Data records
○ ○ ○ ○ ○
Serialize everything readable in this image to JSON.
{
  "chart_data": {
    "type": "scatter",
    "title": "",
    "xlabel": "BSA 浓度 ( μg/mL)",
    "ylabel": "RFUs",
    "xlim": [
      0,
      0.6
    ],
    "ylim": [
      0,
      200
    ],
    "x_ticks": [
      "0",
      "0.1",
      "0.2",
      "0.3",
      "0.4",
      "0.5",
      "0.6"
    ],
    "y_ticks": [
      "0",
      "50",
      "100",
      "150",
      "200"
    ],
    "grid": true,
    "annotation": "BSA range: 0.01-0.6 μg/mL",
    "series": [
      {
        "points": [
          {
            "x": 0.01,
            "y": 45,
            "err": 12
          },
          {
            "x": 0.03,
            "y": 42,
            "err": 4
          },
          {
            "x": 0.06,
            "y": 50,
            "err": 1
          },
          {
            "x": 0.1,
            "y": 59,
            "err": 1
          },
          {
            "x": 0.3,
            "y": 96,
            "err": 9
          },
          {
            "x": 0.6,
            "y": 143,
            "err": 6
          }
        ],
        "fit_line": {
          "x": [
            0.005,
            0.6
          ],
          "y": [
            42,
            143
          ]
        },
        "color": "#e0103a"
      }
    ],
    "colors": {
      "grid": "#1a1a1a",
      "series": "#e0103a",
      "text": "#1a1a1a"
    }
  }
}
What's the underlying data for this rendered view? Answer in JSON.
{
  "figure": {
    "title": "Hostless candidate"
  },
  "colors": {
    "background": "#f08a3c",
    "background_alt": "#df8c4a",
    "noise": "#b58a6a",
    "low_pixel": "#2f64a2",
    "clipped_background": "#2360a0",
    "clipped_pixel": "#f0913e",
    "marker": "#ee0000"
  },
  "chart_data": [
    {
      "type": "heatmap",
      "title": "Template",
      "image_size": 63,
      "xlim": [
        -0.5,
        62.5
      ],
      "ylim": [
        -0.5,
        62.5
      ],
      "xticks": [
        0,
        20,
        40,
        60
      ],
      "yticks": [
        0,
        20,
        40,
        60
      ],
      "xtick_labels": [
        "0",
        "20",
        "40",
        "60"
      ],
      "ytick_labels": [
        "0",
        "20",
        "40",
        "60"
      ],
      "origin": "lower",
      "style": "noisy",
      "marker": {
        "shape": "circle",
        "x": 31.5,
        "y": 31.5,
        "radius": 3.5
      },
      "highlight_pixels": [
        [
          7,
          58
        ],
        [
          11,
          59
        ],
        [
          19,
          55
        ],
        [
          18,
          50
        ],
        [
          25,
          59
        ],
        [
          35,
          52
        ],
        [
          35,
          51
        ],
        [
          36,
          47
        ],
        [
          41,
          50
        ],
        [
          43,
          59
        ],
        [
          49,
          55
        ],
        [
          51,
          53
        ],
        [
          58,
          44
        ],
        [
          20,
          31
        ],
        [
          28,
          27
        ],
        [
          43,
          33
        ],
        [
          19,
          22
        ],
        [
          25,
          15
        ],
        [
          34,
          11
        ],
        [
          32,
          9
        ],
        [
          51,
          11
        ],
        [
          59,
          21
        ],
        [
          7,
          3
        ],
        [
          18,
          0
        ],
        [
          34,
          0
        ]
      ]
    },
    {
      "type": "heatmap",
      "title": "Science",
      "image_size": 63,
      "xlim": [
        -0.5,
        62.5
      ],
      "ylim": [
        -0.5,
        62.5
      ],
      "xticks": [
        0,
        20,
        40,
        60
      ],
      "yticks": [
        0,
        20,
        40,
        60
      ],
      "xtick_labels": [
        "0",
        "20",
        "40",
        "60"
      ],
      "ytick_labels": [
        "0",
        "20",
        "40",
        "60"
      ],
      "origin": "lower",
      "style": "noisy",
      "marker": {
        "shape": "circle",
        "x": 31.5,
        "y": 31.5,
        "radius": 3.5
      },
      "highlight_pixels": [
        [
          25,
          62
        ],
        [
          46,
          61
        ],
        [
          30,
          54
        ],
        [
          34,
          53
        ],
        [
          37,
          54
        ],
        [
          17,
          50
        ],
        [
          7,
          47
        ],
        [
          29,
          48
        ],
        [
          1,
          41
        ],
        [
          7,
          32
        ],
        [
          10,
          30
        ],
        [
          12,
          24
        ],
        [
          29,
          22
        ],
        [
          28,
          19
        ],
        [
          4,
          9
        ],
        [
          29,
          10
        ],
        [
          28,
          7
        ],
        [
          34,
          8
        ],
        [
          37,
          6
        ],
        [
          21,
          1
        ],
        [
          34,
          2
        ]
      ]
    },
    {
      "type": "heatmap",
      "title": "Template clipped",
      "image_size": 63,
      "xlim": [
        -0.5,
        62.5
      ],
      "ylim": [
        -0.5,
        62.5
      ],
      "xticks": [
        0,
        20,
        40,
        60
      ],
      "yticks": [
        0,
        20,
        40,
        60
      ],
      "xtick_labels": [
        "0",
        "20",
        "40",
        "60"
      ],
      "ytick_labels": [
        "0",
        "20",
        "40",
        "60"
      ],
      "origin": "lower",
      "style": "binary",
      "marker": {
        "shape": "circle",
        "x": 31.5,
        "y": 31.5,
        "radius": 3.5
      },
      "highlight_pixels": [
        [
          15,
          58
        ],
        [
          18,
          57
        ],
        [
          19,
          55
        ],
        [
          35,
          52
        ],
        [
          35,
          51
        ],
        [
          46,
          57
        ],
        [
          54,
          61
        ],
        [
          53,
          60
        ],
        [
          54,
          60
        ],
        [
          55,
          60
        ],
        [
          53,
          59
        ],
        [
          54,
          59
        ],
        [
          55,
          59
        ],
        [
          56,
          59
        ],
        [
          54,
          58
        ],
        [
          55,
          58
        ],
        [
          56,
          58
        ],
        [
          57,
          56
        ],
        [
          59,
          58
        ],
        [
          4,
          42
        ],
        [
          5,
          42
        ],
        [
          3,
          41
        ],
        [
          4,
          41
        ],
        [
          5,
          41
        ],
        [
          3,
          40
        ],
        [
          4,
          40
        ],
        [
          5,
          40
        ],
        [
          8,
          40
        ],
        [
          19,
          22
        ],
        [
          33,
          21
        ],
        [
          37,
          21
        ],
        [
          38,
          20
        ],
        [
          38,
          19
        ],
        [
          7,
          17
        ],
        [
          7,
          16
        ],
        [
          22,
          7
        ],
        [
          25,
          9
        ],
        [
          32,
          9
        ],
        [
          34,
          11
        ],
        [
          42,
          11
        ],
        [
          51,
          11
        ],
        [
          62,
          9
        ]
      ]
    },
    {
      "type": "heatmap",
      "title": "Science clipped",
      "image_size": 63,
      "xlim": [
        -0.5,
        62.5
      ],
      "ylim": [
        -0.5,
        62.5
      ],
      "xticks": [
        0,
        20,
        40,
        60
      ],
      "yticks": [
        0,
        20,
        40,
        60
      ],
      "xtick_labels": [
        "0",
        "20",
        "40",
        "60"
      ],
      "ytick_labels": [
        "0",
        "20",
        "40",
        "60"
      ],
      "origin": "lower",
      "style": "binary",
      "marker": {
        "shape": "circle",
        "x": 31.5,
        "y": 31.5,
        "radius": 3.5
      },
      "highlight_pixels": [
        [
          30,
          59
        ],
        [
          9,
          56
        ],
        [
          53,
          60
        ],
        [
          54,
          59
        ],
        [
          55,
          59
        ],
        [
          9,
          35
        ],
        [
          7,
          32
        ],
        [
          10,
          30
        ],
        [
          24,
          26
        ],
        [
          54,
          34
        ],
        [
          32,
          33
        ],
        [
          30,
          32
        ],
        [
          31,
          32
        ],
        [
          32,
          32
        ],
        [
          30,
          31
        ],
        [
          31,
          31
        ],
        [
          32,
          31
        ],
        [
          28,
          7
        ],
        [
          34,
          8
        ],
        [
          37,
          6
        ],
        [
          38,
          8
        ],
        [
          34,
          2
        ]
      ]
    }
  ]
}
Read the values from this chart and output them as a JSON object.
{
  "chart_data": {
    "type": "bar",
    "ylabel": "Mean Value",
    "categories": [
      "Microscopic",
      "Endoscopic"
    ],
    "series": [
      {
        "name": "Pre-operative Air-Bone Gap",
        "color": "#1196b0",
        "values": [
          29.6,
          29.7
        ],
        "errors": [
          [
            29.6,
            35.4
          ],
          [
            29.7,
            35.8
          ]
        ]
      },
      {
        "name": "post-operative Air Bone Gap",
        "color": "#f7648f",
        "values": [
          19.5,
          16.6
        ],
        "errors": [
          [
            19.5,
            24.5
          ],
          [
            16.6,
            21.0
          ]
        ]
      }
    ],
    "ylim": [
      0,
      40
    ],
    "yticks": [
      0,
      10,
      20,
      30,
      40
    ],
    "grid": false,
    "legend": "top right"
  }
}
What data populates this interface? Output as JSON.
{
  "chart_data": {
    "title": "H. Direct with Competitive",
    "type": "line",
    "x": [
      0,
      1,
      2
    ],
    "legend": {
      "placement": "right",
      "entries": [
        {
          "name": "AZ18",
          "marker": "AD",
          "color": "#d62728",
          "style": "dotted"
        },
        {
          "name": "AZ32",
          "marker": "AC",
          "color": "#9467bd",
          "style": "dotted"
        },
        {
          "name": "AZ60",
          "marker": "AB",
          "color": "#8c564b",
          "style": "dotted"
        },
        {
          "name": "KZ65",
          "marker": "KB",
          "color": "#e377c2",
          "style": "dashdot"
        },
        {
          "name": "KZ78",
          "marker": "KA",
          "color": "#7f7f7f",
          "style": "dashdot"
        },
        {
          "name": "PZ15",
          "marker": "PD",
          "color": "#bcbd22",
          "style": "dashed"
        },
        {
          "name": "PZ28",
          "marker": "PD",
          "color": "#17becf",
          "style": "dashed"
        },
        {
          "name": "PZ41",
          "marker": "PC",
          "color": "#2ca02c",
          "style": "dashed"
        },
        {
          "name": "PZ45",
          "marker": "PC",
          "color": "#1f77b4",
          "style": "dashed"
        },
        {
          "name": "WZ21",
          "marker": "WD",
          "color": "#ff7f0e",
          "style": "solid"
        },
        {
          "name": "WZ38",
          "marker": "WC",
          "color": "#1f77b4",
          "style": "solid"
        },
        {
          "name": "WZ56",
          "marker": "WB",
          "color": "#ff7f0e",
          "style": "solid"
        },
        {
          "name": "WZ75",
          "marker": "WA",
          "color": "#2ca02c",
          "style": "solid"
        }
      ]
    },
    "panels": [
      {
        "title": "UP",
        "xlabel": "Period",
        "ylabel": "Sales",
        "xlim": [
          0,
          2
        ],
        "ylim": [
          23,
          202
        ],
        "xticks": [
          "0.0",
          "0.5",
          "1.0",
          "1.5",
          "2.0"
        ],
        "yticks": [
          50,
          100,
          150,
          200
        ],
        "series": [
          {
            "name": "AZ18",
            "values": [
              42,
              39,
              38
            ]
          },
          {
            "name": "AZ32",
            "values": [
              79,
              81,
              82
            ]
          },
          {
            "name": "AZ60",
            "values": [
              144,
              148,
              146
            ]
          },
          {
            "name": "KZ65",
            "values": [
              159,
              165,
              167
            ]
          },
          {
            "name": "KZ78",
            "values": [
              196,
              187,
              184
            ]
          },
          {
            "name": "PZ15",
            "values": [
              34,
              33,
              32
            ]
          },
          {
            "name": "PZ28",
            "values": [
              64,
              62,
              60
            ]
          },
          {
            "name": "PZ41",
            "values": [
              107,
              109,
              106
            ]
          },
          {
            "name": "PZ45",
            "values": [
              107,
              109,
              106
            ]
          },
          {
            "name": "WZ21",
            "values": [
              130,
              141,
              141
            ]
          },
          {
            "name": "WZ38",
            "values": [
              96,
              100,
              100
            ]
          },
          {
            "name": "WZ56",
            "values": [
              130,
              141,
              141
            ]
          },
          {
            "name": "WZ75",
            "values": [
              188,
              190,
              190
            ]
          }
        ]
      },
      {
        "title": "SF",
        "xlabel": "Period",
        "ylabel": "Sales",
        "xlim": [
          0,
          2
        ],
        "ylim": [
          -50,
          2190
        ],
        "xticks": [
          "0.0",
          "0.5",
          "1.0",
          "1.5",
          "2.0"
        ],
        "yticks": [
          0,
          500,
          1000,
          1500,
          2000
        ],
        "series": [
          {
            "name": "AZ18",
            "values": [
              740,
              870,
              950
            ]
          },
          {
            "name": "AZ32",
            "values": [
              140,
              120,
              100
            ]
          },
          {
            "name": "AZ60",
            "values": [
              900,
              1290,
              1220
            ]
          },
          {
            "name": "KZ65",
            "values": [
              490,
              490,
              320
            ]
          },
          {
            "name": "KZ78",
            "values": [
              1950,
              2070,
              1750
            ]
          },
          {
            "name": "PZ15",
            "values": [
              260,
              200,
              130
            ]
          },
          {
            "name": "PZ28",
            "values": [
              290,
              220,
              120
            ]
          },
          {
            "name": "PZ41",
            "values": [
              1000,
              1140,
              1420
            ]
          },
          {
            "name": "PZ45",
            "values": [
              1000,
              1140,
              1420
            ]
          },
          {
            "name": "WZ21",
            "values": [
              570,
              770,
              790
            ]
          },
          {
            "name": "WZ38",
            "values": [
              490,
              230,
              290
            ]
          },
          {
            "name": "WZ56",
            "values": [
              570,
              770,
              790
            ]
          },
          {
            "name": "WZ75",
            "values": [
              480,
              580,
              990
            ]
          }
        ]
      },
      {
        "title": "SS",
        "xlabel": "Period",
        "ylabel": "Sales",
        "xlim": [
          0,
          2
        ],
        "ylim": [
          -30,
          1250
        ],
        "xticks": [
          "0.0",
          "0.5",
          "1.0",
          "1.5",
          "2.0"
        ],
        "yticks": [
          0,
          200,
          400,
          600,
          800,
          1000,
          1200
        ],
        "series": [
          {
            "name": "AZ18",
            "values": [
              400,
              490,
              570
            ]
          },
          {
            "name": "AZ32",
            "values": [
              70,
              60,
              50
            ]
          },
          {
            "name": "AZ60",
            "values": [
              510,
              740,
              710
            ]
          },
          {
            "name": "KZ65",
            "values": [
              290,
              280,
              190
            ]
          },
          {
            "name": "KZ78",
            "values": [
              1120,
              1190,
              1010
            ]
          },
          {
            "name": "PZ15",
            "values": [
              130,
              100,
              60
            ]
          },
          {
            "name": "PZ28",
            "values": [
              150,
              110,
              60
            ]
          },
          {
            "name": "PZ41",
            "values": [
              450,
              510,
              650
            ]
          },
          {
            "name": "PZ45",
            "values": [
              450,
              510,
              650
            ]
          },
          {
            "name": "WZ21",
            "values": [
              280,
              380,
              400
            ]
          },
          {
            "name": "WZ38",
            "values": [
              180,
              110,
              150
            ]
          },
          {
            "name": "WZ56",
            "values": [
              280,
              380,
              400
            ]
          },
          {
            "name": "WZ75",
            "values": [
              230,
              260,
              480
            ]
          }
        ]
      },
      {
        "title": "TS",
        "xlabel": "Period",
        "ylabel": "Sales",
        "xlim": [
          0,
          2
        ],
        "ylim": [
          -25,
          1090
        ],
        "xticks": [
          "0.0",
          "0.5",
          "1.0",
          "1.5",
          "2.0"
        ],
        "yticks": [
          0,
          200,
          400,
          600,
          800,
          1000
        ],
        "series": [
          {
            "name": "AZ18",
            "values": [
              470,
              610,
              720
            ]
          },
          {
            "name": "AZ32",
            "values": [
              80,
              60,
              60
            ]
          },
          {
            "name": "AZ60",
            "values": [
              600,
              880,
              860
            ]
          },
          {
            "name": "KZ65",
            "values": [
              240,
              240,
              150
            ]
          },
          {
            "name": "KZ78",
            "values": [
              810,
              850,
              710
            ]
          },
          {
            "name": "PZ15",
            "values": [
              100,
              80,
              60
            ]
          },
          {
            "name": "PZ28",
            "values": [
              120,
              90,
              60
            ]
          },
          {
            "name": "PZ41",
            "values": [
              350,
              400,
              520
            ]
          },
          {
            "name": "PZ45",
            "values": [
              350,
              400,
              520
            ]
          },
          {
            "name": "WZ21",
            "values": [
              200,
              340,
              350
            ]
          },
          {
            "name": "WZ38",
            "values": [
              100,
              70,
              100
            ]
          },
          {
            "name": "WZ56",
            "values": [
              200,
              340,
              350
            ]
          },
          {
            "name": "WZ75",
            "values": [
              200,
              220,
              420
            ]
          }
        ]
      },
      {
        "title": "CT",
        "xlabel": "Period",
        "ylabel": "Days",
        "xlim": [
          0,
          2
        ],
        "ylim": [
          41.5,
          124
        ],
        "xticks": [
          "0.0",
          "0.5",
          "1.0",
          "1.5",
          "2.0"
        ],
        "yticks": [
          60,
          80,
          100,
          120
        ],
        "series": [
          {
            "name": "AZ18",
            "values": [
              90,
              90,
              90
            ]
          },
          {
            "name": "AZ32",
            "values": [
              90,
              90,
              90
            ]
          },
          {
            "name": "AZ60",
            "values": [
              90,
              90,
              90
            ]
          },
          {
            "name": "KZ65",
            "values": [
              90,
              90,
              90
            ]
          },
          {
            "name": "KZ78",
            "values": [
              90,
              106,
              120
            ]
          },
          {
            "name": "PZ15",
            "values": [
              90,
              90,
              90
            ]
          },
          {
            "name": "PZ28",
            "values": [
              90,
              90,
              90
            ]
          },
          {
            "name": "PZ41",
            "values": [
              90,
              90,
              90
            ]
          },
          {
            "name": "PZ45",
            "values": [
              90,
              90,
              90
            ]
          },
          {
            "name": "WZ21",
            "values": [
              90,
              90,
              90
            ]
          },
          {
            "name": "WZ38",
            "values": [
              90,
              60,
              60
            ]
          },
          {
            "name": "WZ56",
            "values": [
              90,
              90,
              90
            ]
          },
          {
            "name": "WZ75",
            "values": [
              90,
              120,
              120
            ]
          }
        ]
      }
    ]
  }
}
○ ○ ○ ○ ○
**TO BE DONE:**
Go through the listing above and pull out each line containing the word "JSON".

**TASK ANSWER:**
Serialize everything readable in this image to JSON.
What's the underlying data for this rendered view? Answer in JSON.
Read the values from this chart and output them as a JSON object.
What data populates this interface? Output as JSON.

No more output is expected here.